* Task statement *
Find the string "SpeechEngines" in the entries and copy each line that has it.

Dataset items
************
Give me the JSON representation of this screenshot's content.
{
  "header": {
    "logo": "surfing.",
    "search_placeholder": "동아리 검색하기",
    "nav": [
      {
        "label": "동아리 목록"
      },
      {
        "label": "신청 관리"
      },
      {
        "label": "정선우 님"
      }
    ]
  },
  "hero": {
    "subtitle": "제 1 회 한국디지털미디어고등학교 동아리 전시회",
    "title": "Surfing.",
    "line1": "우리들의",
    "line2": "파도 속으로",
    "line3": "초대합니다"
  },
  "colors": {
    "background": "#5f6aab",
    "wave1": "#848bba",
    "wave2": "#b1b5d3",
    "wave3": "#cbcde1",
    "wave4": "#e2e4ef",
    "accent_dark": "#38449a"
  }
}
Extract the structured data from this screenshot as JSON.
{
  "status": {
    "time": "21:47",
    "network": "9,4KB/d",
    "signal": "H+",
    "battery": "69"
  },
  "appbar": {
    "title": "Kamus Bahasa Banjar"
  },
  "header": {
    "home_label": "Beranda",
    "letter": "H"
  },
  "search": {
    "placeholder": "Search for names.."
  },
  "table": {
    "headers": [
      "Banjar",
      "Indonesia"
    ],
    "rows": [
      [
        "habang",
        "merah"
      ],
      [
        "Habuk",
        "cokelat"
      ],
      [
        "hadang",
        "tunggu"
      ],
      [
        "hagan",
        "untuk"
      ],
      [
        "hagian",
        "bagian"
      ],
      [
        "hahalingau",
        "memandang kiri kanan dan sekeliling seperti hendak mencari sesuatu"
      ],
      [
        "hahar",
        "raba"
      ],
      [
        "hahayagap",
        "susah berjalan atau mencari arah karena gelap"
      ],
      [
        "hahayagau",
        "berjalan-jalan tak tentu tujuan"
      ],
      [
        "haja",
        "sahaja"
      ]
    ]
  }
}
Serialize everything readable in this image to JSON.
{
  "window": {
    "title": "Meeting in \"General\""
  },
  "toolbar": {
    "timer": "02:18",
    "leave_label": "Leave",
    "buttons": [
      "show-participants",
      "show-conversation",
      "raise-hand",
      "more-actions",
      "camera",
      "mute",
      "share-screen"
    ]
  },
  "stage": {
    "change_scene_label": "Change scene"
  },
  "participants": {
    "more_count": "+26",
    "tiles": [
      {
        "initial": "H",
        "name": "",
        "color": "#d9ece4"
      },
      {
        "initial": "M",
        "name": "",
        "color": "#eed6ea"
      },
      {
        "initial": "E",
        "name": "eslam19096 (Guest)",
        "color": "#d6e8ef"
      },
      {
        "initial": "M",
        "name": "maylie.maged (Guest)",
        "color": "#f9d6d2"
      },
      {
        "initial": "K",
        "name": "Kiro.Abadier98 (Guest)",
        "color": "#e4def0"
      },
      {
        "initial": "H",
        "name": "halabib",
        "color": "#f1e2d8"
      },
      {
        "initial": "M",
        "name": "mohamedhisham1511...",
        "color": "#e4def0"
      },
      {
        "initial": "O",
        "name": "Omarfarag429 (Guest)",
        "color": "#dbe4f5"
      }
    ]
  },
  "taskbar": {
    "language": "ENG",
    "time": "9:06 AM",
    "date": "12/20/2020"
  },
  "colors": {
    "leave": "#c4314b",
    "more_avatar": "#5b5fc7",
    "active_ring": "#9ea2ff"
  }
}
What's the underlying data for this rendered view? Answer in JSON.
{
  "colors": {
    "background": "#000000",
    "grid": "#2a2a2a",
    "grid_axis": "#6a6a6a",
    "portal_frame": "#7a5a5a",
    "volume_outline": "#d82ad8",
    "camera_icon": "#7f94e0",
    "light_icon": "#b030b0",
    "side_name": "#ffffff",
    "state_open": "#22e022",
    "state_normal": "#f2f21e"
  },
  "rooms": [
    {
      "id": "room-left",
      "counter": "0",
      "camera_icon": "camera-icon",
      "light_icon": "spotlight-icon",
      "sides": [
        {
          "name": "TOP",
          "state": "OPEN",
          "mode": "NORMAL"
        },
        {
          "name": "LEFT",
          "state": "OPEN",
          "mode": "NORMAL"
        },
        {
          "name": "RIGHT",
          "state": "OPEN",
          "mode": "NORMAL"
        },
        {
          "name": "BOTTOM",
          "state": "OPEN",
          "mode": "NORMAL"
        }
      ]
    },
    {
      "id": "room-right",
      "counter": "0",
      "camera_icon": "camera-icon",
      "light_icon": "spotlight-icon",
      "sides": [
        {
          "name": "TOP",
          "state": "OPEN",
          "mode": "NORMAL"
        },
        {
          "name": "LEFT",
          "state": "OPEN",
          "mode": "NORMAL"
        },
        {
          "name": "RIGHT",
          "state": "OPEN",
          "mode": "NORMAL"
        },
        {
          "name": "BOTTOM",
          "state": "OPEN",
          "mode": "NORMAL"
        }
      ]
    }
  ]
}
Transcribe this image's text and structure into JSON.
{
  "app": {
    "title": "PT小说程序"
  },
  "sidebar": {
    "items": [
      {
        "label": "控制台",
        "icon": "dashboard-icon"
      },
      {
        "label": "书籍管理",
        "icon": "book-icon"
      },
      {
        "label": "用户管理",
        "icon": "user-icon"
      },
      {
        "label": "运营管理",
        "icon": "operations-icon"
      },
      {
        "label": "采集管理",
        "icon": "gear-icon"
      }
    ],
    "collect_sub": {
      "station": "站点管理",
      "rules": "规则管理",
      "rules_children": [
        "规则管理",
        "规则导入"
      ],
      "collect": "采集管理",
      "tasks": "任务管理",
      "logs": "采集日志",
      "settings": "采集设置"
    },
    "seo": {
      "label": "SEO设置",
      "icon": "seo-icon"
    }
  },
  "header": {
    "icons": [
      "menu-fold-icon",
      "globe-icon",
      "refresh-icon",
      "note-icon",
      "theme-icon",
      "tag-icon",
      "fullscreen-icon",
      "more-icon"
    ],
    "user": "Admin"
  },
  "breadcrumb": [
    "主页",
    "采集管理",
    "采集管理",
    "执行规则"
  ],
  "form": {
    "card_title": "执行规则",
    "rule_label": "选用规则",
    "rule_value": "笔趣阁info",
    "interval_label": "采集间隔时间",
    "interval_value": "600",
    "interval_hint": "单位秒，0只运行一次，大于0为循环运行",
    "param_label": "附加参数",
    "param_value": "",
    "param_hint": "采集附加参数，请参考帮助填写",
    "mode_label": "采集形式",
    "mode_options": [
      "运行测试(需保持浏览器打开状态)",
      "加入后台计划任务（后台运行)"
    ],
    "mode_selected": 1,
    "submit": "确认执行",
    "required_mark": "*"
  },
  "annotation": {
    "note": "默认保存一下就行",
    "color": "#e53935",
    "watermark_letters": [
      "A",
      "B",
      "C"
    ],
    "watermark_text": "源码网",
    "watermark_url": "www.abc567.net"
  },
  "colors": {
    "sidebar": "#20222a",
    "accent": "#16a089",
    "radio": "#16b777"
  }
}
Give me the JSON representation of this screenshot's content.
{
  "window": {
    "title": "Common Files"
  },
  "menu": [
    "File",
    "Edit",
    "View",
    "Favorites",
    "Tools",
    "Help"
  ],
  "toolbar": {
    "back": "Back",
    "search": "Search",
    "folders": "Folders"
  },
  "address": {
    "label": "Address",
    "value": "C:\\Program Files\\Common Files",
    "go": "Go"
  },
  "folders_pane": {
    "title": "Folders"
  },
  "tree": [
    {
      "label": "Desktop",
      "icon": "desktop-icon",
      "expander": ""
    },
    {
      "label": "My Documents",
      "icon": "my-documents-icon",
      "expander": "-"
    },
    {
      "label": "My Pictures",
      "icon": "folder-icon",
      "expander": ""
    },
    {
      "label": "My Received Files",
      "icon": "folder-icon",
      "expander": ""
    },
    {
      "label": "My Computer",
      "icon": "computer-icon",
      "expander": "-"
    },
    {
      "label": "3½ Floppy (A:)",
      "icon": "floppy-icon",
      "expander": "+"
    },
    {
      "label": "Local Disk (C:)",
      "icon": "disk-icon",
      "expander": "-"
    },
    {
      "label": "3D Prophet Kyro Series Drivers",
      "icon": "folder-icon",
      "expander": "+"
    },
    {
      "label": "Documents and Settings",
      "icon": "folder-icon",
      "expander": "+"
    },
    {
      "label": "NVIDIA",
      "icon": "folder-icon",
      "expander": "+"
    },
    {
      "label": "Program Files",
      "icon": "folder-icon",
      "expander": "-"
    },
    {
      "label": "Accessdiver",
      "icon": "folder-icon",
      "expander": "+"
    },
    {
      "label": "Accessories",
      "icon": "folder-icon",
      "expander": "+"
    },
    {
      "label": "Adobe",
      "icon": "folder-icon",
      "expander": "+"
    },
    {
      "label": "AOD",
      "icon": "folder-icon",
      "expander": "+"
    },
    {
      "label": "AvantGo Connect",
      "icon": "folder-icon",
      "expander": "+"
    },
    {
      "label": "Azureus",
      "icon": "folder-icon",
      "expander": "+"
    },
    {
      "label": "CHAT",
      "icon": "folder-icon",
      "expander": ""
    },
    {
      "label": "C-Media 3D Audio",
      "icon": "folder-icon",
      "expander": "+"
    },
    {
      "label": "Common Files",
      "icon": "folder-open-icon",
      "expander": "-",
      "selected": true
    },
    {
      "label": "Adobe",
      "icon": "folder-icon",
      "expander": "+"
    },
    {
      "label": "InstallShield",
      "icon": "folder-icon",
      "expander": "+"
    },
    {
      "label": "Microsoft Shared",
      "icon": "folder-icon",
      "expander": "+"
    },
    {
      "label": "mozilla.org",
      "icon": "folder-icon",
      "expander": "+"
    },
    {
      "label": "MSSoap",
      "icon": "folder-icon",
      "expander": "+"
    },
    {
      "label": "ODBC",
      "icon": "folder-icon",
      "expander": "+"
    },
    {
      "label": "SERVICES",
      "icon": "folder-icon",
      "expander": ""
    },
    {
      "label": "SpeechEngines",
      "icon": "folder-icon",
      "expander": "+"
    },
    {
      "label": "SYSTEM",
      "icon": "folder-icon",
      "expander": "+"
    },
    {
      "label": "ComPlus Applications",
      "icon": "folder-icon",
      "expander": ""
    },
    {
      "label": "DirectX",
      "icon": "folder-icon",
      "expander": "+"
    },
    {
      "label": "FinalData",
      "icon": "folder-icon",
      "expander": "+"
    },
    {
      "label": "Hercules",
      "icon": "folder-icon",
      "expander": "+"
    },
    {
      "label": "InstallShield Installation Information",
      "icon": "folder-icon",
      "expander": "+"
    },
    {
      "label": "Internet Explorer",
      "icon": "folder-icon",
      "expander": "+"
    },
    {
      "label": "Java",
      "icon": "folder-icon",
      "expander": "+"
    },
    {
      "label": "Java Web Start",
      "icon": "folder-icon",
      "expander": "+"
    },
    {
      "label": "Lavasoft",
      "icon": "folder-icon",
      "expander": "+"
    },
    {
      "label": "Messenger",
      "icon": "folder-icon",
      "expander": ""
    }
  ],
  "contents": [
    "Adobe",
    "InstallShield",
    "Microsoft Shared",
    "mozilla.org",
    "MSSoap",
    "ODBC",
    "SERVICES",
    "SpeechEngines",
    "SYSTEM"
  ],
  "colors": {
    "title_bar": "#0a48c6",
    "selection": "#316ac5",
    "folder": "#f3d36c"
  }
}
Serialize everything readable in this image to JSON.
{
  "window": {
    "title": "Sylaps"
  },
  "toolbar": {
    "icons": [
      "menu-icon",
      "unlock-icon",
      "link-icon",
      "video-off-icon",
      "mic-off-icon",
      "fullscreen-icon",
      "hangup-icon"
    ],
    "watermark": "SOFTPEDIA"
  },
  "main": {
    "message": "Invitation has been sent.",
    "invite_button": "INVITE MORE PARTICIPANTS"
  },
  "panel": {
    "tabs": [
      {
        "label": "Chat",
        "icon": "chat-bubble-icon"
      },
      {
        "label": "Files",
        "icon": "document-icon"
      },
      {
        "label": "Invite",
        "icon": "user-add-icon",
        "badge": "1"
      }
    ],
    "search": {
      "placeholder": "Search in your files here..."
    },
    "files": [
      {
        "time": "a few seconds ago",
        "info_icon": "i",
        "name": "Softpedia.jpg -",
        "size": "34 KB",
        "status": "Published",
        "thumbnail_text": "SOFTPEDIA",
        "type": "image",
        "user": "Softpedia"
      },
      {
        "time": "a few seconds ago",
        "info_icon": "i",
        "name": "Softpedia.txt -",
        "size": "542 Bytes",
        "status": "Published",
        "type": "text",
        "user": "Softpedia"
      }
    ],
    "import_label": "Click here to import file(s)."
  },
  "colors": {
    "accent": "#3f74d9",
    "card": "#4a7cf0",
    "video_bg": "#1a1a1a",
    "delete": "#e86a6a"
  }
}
************
* Reply *
      "label": "SpeechEngines",
    "SpeechEngines",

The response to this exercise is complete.